RECORDS →

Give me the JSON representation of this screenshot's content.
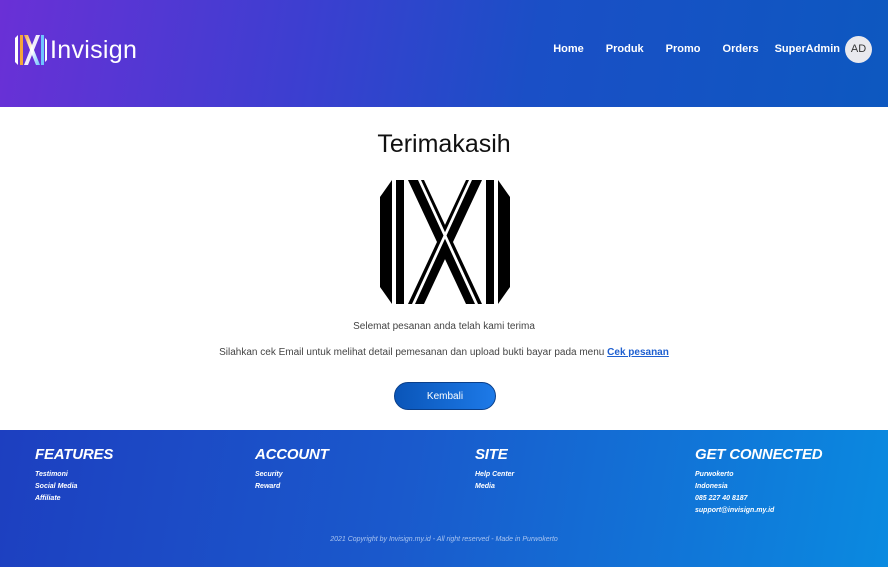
{
  "header": {
    "brand": "Invisign",
    "nav": [
      "Home",
      "Produk",
      "Promo",
      "Orders"
    ],
    "user": "SuperAdmin",
    "avatar_initials": "AD"
  },
  "main": {
    "title": "Terimakasih",
    "message1": "Selemat pesanan anda telah kami terima",
    "message2": "Silahkan cek Email untuk melihat detail pemesanan dan upload bukti bayar pada menu",
    "message2_link": "Cek pesanan",
    "back_button": "Kembali"
  },
  "footer": {
    "features": {
      "heading": "FEATURES",
      "items": [
        "Testimoni",
        "Social Media",
        "Affiliate"
      ]
    },
    "account": {
      "heading": "ACCOUNT",
      "items": [
        "Security",
        "Reward"
      ]
    },
    "site": {
      "heading": "SITE",
      "items": [
        "Help Center",
        "Media"
      ]
    },
    "connected": {
      "heading": "GET CONNECTED",
      "items": [
        "Purwokerto",
        "Indonesia",
        "085 227 40 8187",
        "support@invisign.my.id"
      ]
    },
    "copyright": "2021 Copyright by Invisign.my.id - All right reserved - Made in Purwokerto"
  },
  "colors": {
    "header_gradient": [
      "#6a30d6",
      "#0d58c0"
    ],
    "footer_gradient": [
      "#1d3fc0",
      "#0a8ae0"
    ],
    "button": "#0a55b8",
    "link": "#1e5fd0"
  }
}
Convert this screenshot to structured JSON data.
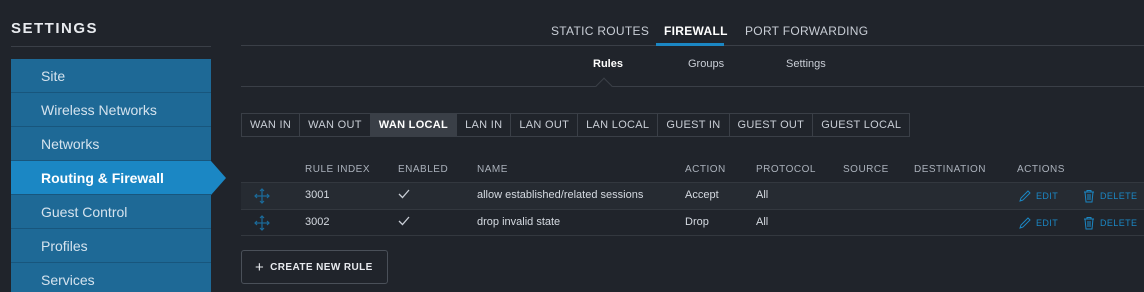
{
  "sidebar": {
    "title": "SETTINGS",
    "items": [
      {
        "label": "Site"
      },
      {
        "label": "Wireless Networks"
      },
      {
        "label": "Networks"
      },
      {
        "label": "Routing & Firewall",
        "active": true
      },
      {
        "label": "Guest Control"
      },
      {
        "label": "Profiles"
      },
      {
        "label": "Services"
      }
    ]
  },
  "top_tabs": [
    {
      "label": "STATIC ROUTES"
    },
    {
      "label": "FIREWALL",
      "active": true
    },
    {
      "label": "PORT FORWARDING"
    }
  ],
  "sub_tabs": [
    {
      "label": "Rules",
      "active": true
    },
    {
      "label": "Groups"
    },
    {
      "label": "Settings"
    }
  ],
  "rule_sets": [
    {
      "label": "WAN IN"
    },
    {
      "label": "WAN OUT"
    },
    {
      "label": "WAN LOCAL",
      "active": true
    },
    {
      "label": "LAN IN"
    },
    {
      "label": "LAN OUT"
    },
    {
      "label": "LAN LOCAL"
    },
    {
      "label": "GUEST IN"
    },
    {
      "label": "GUEST OUT"
    },
    {
      "label": "GUEST LOCAL"
    }
  ],
  "table": {
    "headers": {
      "rule_index": "RULE INDEX",
      "enabled": "ENABLED",
      "name": "NAME",
      "action": "ACTION",
      "protocol": "PROTOCOL",
      "source": "SOURCE",
      "destination": "DESTINATION",
      "actions": "ACTIONS"
    },
    "rows": [
      {
        "rule_index": "3001",
        "enabled": true,
        "name": "allow established/related sessions",
        "action": "Accept",
        "protocol": "All",
        "source": "",
        "destination": ""
      },
      {
        "rule_index": "3002",
        "enabled": true,
        "name": "drop invalid state",
        "action": "Drop",
        "protocol": "All",
        "source": "",
        "destination": ""
      }
    ],
    "edit_label": "EDIT",
    "delete_label": "DELETE"
  },
  "create_button": {
    "label": "CREATE NEW RULE"
  },
  "colors": {
    "accent": "#1b87c4",
    "background": "#20242b",
    "sidebar_item": "#1e6996"
  }
}
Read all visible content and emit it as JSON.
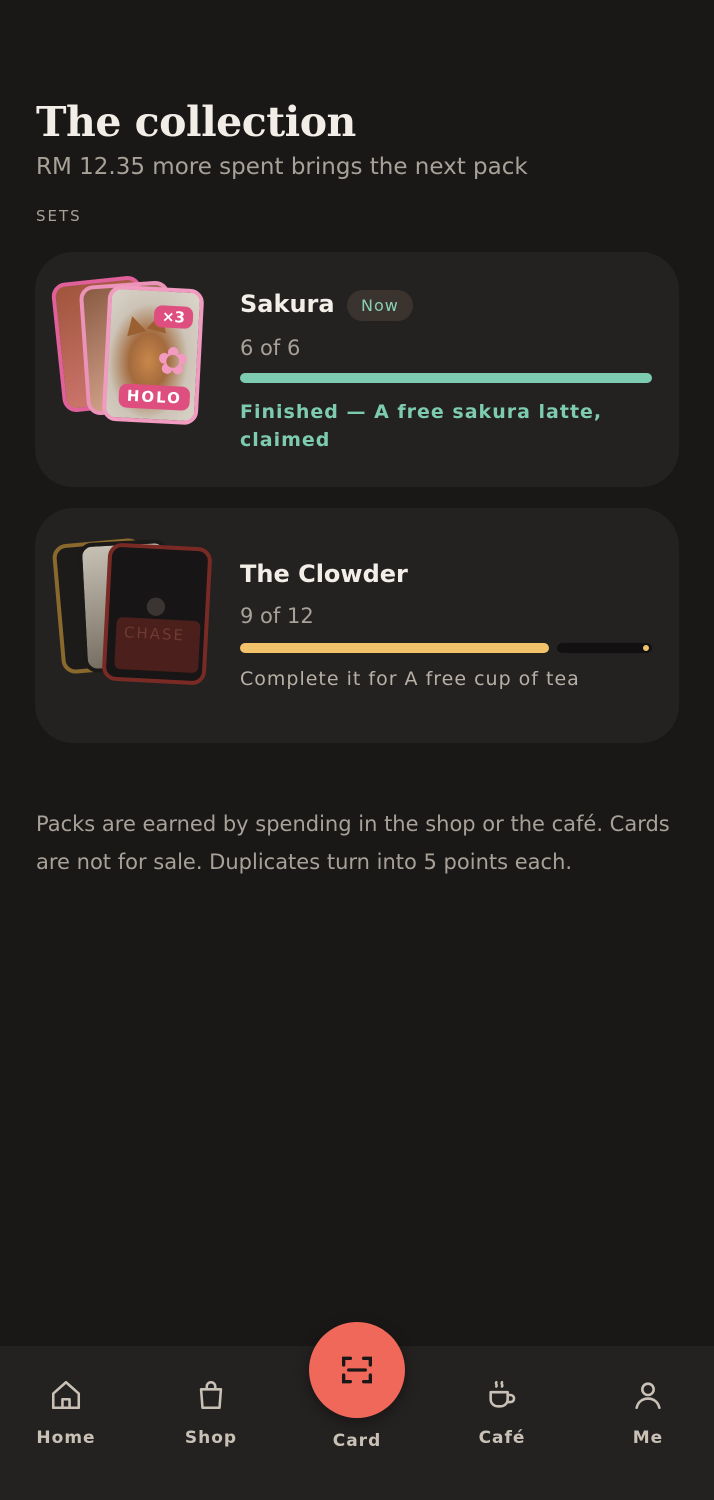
{
  "header": {
    "title": "The collection",
    "subtitle": "RM 12.35 more spent brings the next pack",
    "section_label": "SETS"
  },
  "sets": [
    {
      "name": "Sakura",
      "badge": "Now",
      "count": "6 of 6",
      "progress": 1.0,
      "status": "Finished — A free sakura latte, claimed",
      "card_labels": {
        "duplicates": "×3",
        "rarity": "HOLO"
      },
      "colors": {
        "progress": "#7dcbb0",
        "frame": "#e0609a"
      }
    },
    {
      "name": "The Clowder",
      "count": "9 of 12",
      "progress": 0.75,
      "status": "Complete it for A free cup of tea",
      "card_labels": {
        "rarity": "CHASE"
      },
      "colors": {
        "progress": "#f2c36a",
        "frame": "#7a2a25"
      }
    }
  ],
  "footnote": "Packs are earned by spending in the shop or the café. Cards are not for sale. Duplicates turn into 5 points each.",
  "bottom_nav": {
    "items": [
      {
        "label": "Home",
        "icon": "home-icon"
      },
      {
        "label": "Shop",
        "icon": "shopping-bag-icon"
      },
      {
        "label": "Card",
        "icon": "scan-icon",
        "primary": true
      },
      {
        "label": "Café",
        "icon": "coffee-cup-icon"
      },
      {
        "label": "Me",
        "icon": "user-icon"
      }
    ]
  },
  "colors": {
    "background": "#1a1817",
    "surface": "#242221",
    "accent": "#f0685a",
    "complete": "#7dcbb0",
    "in_progress": "#f2c36a"
  }
}
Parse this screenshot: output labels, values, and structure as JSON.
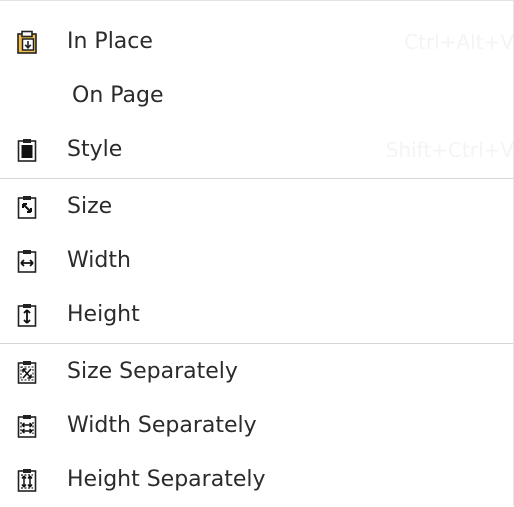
{
  "menu": {
    "items": [
      {
        "label": "In Place",
        "shortcut": "Ctrl+Alt+V",
        "icon": "paste-in-place-icon"
      },
      {
        "label": "On Page",
        "shortcut": "",
        "icon": ""
      },
      {
        "label": "Style",
        "shortcut": "Shift+Ctrl+V",
        "icon": "paste-style-icon"
      },
      {
        "label": "Size",
        "shortcut": "",
        "icon": "paste-size-icon"
      },
      {
        "label": "Width",
        "shortcut": "",
        "icon": "paste-width-icon"
      },
      {
        "label": "Height",
        "shortcut": "",
        "icon": "paste-height-icon"
      },
      {
        "label": "Size Separately",
        "shortcut": "",
        "icon": "paste-size-separately-icon"
      },
      {
        "label": "Width Separately",
        "shortcut": "",
        "icon": "paste-width-separately-icon"
      },
      {
        "label": "Height Separately",
        "shortcut": "",
        "icon": "paste-height-separately-icon"
      }
    ]
  }
}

OBJECTIVE → State how many lines of the listing above include the word "this". Give nothing but the number.

TASK RESULT → 3